Entries from a dataset:
— Begin —
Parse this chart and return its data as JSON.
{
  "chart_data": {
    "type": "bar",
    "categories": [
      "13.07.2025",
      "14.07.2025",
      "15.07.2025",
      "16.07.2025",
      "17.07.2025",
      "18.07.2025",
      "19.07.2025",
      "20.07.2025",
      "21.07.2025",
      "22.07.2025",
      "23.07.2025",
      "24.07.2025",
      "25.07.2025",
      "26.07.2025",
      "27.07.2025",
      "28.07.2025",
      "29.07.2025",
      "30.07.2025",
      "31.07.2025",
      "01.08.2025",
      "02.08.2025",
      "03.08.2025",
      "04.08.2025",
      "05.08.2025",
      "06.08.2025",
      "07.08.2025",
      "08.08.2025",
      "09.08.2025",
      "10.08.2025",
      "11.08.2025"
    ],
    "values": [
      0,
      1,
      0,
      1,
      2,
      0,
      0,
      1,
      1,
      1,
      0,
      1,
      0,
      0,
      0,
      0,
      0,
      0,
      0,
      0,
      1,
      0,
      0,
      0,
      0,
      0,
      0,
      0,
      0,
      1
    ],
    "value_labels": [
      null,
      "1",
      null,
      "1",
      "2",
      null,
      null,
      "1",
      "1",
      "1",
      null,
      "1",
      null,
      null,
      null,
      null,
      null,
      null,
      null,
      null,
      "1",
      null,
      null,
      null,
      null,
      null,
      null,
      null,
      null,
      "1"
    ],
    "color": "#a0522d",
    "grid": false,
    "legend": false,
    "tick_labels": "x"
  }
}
— End —
### AIM
Reproduce the entries above exactly.

### FULL SOLUTION
Parse this chart and return its data as JSON.
{
  "chart_data": {
    "type": "bar",
    "categories": [
      "13.07.2025",
      "14.07.2025",
      "15.07.2025",
      "16.07.2025",
      "17.07.2025",
      "18.07.2025",
      "19.07.2025",
      "20.07.2025",
      "21.07.2025",
      "22.07.2025",
      "23.07.2025",
      "24.07.2025",
      "25.07.2025",
      "26.07.2025",
      "27.07.2025",
      "28.07.2025",
      "29.07.2025",
      "30.07.2025",
      "31.07.2025",
      "01.08.2025",
      "02.08.2025",
      "03.08.2025",
      "04.08.2025",
      "05.08.2025",
      "06.08.2025",
      "07.08.2025",
      "08.08.2025",
      "09.08.2025",
      "10.08.2025",
      "11.08.2025"
    ],
    "values": [
      0,
      1,
      0,
      1,
      2,
      0,
      0,
      1,
      1,
      1,
      0,
      1,
      0,
      0,
      0,
      0,
      0,
      0,
      0,
      0,
      1,
      0,
      0,
      0,
      0,
      0,
      0,
      0,
      0,
      1
    ],
    "value_labels": [
      null,
      "1",
      null,
      "1",
      "2",
      null,
      null,
      "1",
      "1",
      "1",
      null,
      "1",
      null,
      null,
      null,
      null,
      null,
      null,
      null,
      null,
      "1",
      null,
      null,
      null,
      null,
      null,
      null,
      null,
      null,
      "1"
    ],
    "color": "#a0522d",
    "grid": false,
    "legend": false,
    "tick_labels": "x"
  }
}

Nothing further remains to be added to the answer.